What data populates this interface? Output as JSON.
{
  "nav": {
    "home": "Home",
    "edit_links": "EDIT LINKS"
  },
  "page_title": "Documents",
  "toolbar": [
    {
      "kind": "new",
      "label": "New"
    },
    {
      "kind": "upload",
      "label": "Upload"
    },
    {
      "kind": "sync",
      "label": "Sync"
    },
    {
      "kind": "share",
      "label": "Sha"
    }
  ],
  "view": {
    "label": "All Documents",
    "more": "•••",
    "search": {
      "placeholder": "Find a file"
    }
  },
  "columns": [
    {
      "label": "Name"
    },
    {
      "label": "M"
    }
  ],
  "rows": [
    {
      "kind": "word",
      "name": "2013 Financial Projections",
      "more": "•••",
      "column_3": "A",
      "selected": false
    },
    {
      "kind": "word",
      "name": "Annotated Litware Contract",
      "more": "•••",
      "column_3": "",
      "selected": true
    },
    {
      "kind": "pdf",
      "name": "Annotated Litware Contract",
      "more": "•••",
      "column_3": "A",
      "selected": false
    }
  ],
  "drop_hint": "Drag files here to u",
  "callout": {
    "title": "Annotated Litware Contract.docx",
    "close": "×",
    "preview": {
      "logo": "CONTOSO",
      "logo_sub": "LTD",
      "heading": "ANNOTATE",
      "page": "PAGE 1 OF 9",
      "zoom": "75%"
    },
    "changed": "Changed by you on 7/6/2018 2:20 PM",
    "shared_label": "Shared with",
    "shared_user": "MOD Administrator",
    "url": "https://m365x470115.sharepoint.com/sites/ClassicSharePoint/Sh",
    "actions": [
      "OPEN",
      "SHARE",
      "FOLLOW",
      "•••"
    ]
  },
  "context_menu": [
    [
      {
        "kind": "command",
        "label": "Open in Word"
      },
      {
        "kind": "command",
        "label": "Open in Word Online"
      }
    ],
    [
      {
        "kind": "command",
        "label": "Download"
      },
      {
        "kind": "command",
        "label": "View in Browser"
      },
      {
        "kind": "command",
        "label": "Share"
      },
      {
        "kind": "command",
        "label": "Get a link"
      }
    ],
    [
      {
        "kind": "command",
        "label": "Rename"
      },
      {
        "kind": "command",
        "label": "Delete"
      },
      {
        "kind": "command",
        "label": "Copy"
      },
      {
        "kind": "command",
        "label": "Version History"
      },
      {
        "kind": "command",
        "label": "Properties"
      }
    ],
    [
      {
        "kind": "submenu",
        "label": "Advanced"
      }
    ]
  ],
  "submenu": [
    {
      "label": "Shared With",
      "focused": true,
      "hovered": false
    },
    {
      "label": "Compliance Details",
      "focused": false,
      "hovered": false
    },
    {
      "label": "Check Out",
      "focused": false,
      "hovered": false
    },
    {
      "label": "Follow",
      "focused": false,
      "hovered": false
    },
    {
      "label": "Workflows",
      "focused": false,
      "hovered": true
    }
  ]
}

_Exercise directions_
Your task is to transcribe the material exactly.

_Written solution_
What data populates this interface? Output as JSON.
{
  "nav": {
    "home": "Home",
    "edit_links": "EDIT LINKS"
  },
  "page_title": "Documents",
  "toolbar": [
    {
      "kind": "new",
      "label": "New"
    },
    {
      "kind": "upload",
      "label": "Upload"
    },
    {
      "kind": "sync",
      "label": "Sync"
    },
    {
      "kind": "share",
      "label": "Sha"
    }
  ],
  "view": {
    "label": "All Documents",
    "more": "•••",
    "search": {
      "placeholder": "Find a file"
    }
  },
  "columns": [
    {
      "label": "Name"
    },
    {
      "label": "M"
    }
  ],
  "rows": [
    {
      "kind": "word",
      "name": "2013 Financial Projections",
      "more": "•••",
      "column_3": "A",
      "selected": false
    },
    {
      "kind": "word",
      "name": "Annotated Litware Contract",
      "more": "•••",
      "column_3": "",
      "selected": true
    },
    {
      "kind": "pdf",
      "name": "Annotated Litware Contract",
      "more": "•••",
      "column_3": "A",
      "selected": false
    }
  ],
  "drop_hint": "Drag files here to u",
  "callout": {
    "title": "Annotated Litware Contract.docx",
    "close": "×",
    "preview": {
      "logo": "CONTOSO",
      "logo_sub": "LTD",
      "heading": "ANNOTATE",
      "page": "PAGE 1 OF 9",
      "zoom": "75%"
    },
    "changed": "Changed by you on 7/6/2018 2:20 PM",
    "shared_label": "Shared with",
    "shared_user": "MOD Administrator",
    "url": "https://m365x470115.sharepoint.com/sites/ClassicSharePoint/Sh",
    "actions": [
      "OPEN",
      "SHARE",
      "FOLLOW",
      "•••"
    ]
  },
  "context_menu": [
    [
      {
        "kind": "command",
        "label": "Open in Word"
      },
      {
        "kind": "command",
        "label": "Open in Word Online"
      }
    ],
    [
      {
        "kind": "command",
        "label": "Download"
      },
      {
        "kind": "command",
        "label": "View in Browser"
      },
      {
        "kind": "command",
        "label": "Share"
      },
      {
        "kind": "command",
        "label": "Get a link"
      }
    ],
    [
      {
        "kind": "command",
        "label": "Rename"
      },
      {
        "kind": "command",
        "label": "Delete"
      },
      {
        "kind": "command",
        "label": "Copy"
      },
      {
        "kind": "command",
        "label": "Version History"
      },
      {
        "kind": "command",
        "label": "Properties"
      }
    ],
    [
      {
        "kind": "submenu",
        "label": "Advanced"
      }
    ]
  ],
  "submenu": [
    {
      "label": "Shared With",
      "focused": true,
      "hovered": false
    },
    {
      "label": "Compliance Details",
      "focused": false,
      "hovered": false
    },
    {
      "label": "Check Out",
      "focused": false,
      "hovered": false
    },
    {
      "label": "Follow",
      "focused": false,
      "hovered": false
    },
    {
      "label": "Workflows",
      "focused": false,
      "hovered": true
    }
  ]
}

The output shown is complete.